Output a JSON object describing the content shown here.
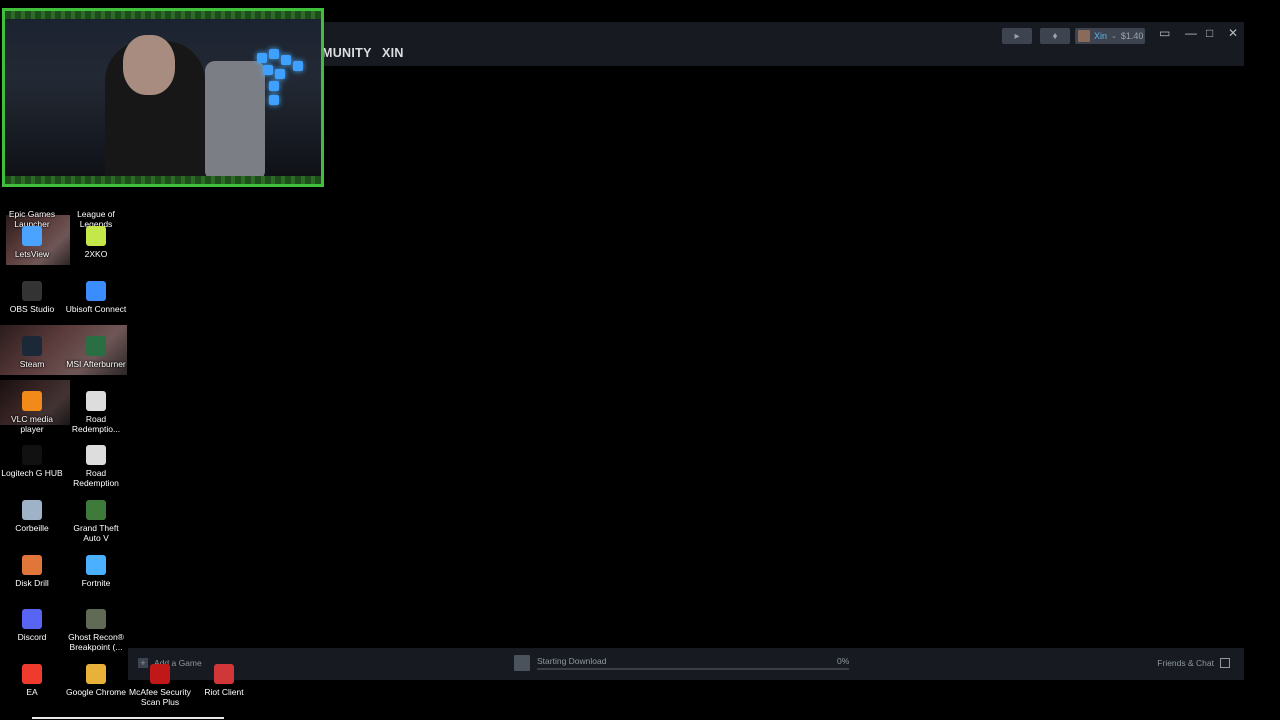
{
  "steam": {
    "nav": {
      "community_partial": "MUNITY",
      "profile": "XIN"
    },
    "titlebar": {
      "username": "Xin",
      "balance": "$1.40"
    },
    "bottom": {
      "add_game": "Add a Game",
      "download_status": "Starting Download",
      "download_percent": "0%",
      "download_progress": 0,
      "friends_chat": "Friends & Chat"
    },
    "accent_color": "#1a9fff"
  },
  "desktop_icons": [
    {
      "label": "Epic Games Launcher",
      "icon": "epic-games-icon"
    },
    {
      "label": "League of Legends",
      "icon": "league-icon"
    },
    {
      "label": "LetsView",
      "icon": "letsview-icon"
    },
    {
      "label": "2XKO",
      "icon": "2xko-icon"
    },
    {
      "label": "OBS Studio",
      "icon": "obs-icon"
    },
    {
      "label": "Ubisoft Connect",
      "icon": "ubisoft-icon"
    },
    {
      "label": "Steam",
      "icon": "steam-icon"
    },
    {
      "label": "MSI Afterburner",
      "icon": "msi-icon"
    },
    {
      "label": "VLC media player",
      "icon": "vlc-icon"
    },
    {
      "label": "Road Redemptio...",
      "icon": "road-redemption-icon"
    },
    {
      "label": "Logitech G HUB",
      "icon": "logitech-icon"
    },
    {
      "label": "Road Redemption",
      "icon": "road-redemption-icon"
    },
    {
      "label": "Corbeille",
      "icon": "recycle-bin-icon"
    },
    {
      "label": "Grand Theft Auto V",
      "icon": "gta-icon"
    },
    {
      "label": "Disk Drill",
      "icon": "disk-drill-icon"
    },
    {
      "label": "Fortnite",
      "icon": "fortnite-icon"
    },
    {
      "label": "Discord",
      "icon": "discord-icon"
    },
    {
      "label": "Ghost Recon® Breakpoint (...",
      "icon": "ghost-recon-icon"
    },
    {
      "label": "EA",
      "icon": "ea-icon"
    },
    {
      "label": "Google Chrome",
      "icon": "chrome-icon"
    },
    {
      "label": "McAfee Security Scan Plus",
      "icon": "mcafee-icon"
    },
    {
      "label": "Riot Client",
      "icon": "riot-icon"
    }
  ]
}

=-=-=

What you have to do:
Reproduce the full listing above verbatim, with no pictures included.

Answer to the problem:
Output a JSON object describing the content shown here.
{
  "steam": {
    "nav": {
      "community_partial": "MUNITY",
      "profile": "XIN"
    },
    "titlebar": {
      "username": "Xin",
      "balance": "$1.40"
    },
    "bottom": {
      "add_game": "Add a Game",
      "download_status": "Starting Download",
      "download_percent": "0%",
      "download_progress": 0,
      "friends_chat": "Friends & Chat"
    },
    "accent_color": "#1a9fff"
  },
  "desktop_icons": [
    {
      "label": "Epic Games Launcher",
      "icon": "epic-games-icon"
    },
    {
      "label": "League of Legends",
      "icon": "league-icon"
    },
    {
      "label": "LetsView",
      "icon": "letsview-icon"
    },
    {
      "label": "2XKO",
      "icon": "2xko-icon"
    },
    {
      "label": "OBS Studio",
      "icon": "obs-icon"
    },
    {
      "label": "Ubisoft Connect",
      "icon": "ubisoft-icon"
    },
    {
      "label": "Steam",
      "icon": "steam-icon"
    },
    {
      "label": "MSI Afterburner",
      "icon": "msi-icon"
    },
    {
      "label": "VLC media player",
      "icon": "vlc-icon"
    },
    {
      "label": "Road Redemptio...",
      "icon": "road-redemption-icon"
    },
    {
      "label": "Logitech G HUB",
      "icon": "logitech-icon"
    },
    {
      "label": "Road Redemption",
      "icon": "road-redemption-icon"
    },
    {
      "label": "Corbeille",
      "icon": "recycle-bin-icon"
    },
    {
      "label": "Grand Theft Auto V",
      "icon": "gta-icon"
    },
    {
      "label": "Disk Drill",
      "icon": "disk-drill-icon"
    },
    {
      "label": "Fortnite",
      "icon": "fortnite-icon"
    },
    {
      "label": "Discord",
      "icon": "discord-icon"
    },
    {
      "label": "Ghost Recon® Breakpoint (...",
      "icon": "ghost-recon-icon"
    },
    {
      "label": "EA",
      "icon": "ea-icon"
    },
    {
      "label": "Google Chrome",
      "icon": "chrome-icon"
    },
    {
      "label": "McAfee Security Scan Plus",
      "icon": "mcafee-icon"
    },
    {
      "label": "Riot Client",
      "icon": "riot-icon"
    }
  ]
}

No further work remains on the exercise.